═══ SOURCE MATERIAL ═══
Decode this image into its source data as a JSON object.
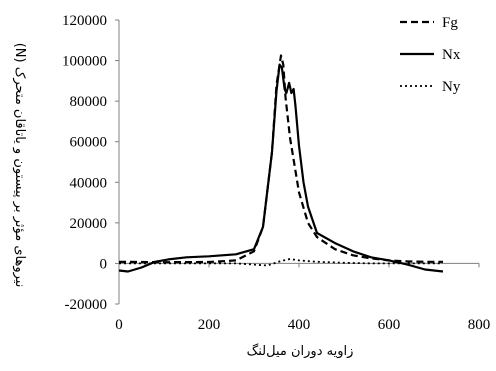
{
  "chart_data": {
    "type": "line",
    "xlabel": "زاویه دوران میل‌لنگ",
    "ylabel": "نیروهای مؤثر بر پیستون و یاتاقان متحرک (N)",
    "xlim": [
      0,
      800
    ],
    "ylim": [
      -20000,
      120000
    ],
    "xticks": [
      "0",
      "200",
      "400",
      "600",
      "800"
    ],
    "yticks": [
      "-20000",
      "0",
      "20000",
      "40000",
      "60000",
      "80000",
      "100000",
      "120000"
    ],
    "grid": false,
    "legend_position": "top-right",
    "series": [
      {
        "name": "Fg",
        "style": "dashed",
        "color": "#000000",
        "x": [
          0,
          100,
          200,
          260,
          300,
          320,
          340,
          350,
          360,
          365,
          370,
          380,
          400,
          420,
          440,
          480,
          520,
          560,
          600,
          640,
          680,
          720
        ],
        "y": [
          800,
          600,
          700,
          1500,
          6000,
          18000,
          55000,
          88000,
          102500,
          98000,
          82000,
          62000,
          35000,
          20000,
          13000,
          7000,
          4000,
          2500,
          1500,
          1000,
          800,
          800
        ]
      },
      {
        "name": "Nx",
        "style": "solid",
        "color": "#000000",
        "x": [
          0,
          20,
          50,
          80,
          110,
          150,
          200,
          260,
          300,
          320,
          340,
          350,
          357,
          362,
          368,
          372,
          378,
          383,
          388,
          392,
          400,
          410,
          420,
          440,
          480,
          520,
          560,
          600,
          640,
          680,
          720
        ],
        "y": [
          -3500,
          -4000,
          -2000,
          800,
          2000,
          3000,
          3500,
          4500,
          7000,
          18000,
          55000,
          85000,
          98000,
          96500,
          86000,
          84000,
          89000,
          84000,
          86000,
          78000,
          58000,
          40000,
          28000,
          15000,
          10000,
          6000,
          3000,
          1500,
          -500,
          -3000,
          -4000
        ]
      },
      {
        "name": "Ny",
        "style": "dotted",
        "color": "#000000",
        "x": [
          0,
          100,
          200,
          260,
          300,
          330,
          360,
          380,
          400,
          440,
          500,
          560,
          620,
          680,
          720
        ],
        "y": [
          0,
          0,
          0,
          0,
          -600,
          -1000,
          1200,
          2200,
          1500,
          800,
          300,
          0,
          0,
          0,
          0
        ]
      }
    ]
  }
}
═══
### TASK REQUIREMENTS
Nothing in the entries should change as you copy them, except that the pictures are left out.

### WRITTEN ANSWER
Decode this image into its source data as a JSON object.
{
  "chart_data": {
    "type": "line",
    "xlabel": "زاویه دوران میل‌لنگ",
    "ylabel": "نیروهای مؤثر بر پیستون و یاتاقان متحرک (N)",
    "xlim": [
      0,
      800
    ],
    "ylim": [
      -20000,
      120000
    ],
    "xticks": [
      "0",
      "200",
      "400",
      "600",
      "800"
    ],
    "yticks": [
      "-20000",
      "0",
      "20000",
      "40000",
      "60000",
      "80000",
      "100000",
      "120000"
    ],
    "grid": false,
    "legend_position": "top-right",
    "series": [
      {
        "name": "Fg",
        "style": "dashed",
        "color": "#000000",
        "x": [
          0,
          100,
          200,
          260,
          300,
          320,
          340,
          350,
          360,
          365,
          370,
          380,
          400,
          420,
          440,
          480,
          520,
          560,
          600,
          640,
          680,
          720
        ],
        "y": [
          800,
          600,
          700,
          1500,
          6000,
          18000,
          55000,
          88000,
          102500,
          98000,
          82000,
          62000,
          35000,
          20000,
          13000,
          7000,
          4000,
          2500,
          1500,
          1000,
          800,
          800
        ]
      },
      {
        "name": "Nx",
        "style": "solid",
        "color": "#000000",
        "x": [
          0,
          20,
          50,
          80,
          110,
          150,
          200,
          260,
          300,
          320,
          340,
          350,
          357,
          362,
          368,
          372,
          378,
          383,
          388,
          392,
          400,
          410,
          420,
          440,
          480,
          520,
          560,
          600,
          640,
          680,
          720
        ],
        "y": [
          -3500,
          -4000,
          -2000,
          800,
          2000,
          3000,
          3500,
          4500,
          7000,
          18000,
          55000,
          85000,
          98000,
          96500,
          86000,
          84000,
          89000,
          84000,
          86000,
          78000,
          58000,
          40000,
          28000,
          15000,
          10000,
          6000,
          3000,
          1500,
          -500,
          -3000,
          -4000
        ]
      },
      {
        "name": "Ny",
        "style": "dotted",
        "color": "#000000",
        "x": [
          0,
          100,
          200,
          260,
          300,
          330,
          360,
          380,
          400,
          440,
          500,
          560,
          620,
          680,
          720
        ],
        "y": [
          0,
          0,
          0,
          0,
          -600,
          -1000,
          1200,
          2200,
          1500,
          800,
          300,
          0,
          0,
          0,
          0
        ]
      }
    ]
  }
}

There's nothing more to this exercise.